(SOURCE TEXT)
######
Bingo ideas / For little ones

Color Bingo Cards

A first game little ones can win on their own. Call out a color and toddlers and preschoolers hunt for the matching square — a simple way to practice naming colors that works long before kids can read words.

Free to design and print · edit any square · 3×3, 4×4, or 5×5

Color bingo is one of the easiest games for the youngest players, because a child only needs to recognize a color to play along. Use it at circle time, on a rainy afternoon, or at a toddler birthday, then start from the bright template and keep the colors below or swap in the ones you are teaching this week.

Because every card is shuffled from the same square list, each child gets a different grid of colors, so a whole group can play together at preschool and every little one still gets their own card to fill in and call out.

Colors for a kids card
  • Red
  • Blue
  • Green
  • Yellow
  • Purple
  • Orange
  • Pink
  • Brown
  • Black
  • White
  • Gray
  • Turquoise
  • Magenta
  • Teal
  • Maroon
  • Navy
  • Gold
  • Silver
  • Lime
  • Violet
  • Beige
  • Coral
  • Cyan
  • Indigo

These are just a starting point — swap in your own words in the editor before you print.

Ideas for your game
  • Call colors out loud for non-readers

    Say each color name and hold up a matching crayon or paper square, so toddlers who cannot read yet still play along by matching the color they see.

  • Turn it into a color hunt

    Instead of calling colors, send kids to find something in the room that matches each square, then mark it off when they bring back a red block or a blue cup.

  • Use big squares and a tiny grid

    Switch to a 3x3 grid in the editor so little hands finish fast, and keep one color per square so the card stays simple for the youngest players.
######
(DATA TO EXAMINE)
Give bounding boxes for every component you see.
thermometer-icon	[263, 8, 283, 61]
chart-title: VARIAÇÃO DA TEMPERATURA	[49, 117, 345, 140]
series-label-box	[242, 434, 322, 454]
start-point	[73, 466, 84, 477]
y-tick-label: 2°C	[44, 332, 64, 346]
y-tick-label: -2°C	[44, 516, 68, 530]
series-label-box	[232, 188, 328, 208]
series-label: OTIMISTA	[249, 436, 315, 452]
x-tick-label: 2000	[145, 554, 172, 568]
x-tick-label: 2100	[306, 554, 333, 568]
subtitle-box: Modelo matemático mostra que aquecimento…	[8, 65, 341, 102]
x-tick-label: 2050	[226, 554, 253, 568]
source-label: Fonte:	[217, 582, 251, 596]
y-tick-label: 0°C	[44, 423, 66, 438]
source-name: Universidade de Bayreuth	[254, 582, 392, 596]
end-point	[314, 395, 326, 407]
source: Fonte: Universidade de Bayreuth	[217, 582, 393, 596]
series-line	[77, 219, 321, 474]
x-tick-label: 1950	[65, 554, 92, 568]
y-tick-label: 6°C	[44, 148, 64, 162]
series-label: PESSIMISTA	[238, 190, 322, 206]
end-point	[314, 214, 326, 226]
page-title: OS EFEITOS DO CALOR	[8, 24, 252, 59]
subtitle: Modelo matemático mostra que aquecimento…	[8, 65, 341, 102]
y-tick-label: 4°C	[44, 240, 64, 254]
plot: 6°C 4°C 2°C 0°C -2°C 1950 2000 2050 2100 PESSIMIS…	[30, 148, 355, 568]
######
(STUDY QUESTIONS)
A: Answer these questions using the color bingo page:
(i) Which grid sizes does the page offer for a card?
(ii) What should the caller hold up while saying each color name?
(iii) In the color hunt idea, what two objects are given as things kids might bring back?
B: Continue the page about color bingo cards for little ones, picking up after its final sentence.

(WRITTEN ANSWERS)
A:
(i) 3×3, 4×4, or 5×5
(ii) A matching crayon or paper square
(iii) A red block and a blue cup

B:
Editable and printable

Edit every square. Open the card in the editor, keep the suggested squares or replace them with your own words, emoji, or photos, and pick a theme that fits the day.

Print a whole set at once. Each card is shuffled from the same square list, so every player gets a unique grid. Print to standard letter or A4 paper on any home printer — or order professionally printed cards shipped to your door.

Or play live. Share one link and a QR code and the whole room plays from their phones, in person or over video.

Questions

How do I make color bingo for free?

Open the editor, pick the bright kids theme, keep the suggested colors or type in the ones you are teaching, and print. A basic set is free to design and print.

What age is color bingo good for?

It works for toddlers and preschoolers who can recognize colors but cannot yet read, since players only need to match the color you call to a square.

How do I play if kids cannot read?

Call colors out loud and show a matching object or crayon for each one, so children match by sight and never need to read a single word to win.

What grid size is best for little ones?

A 3x3 grid keeps games short and the squares large, which suits small hands and short attention spans far better than the classic 5x5 board.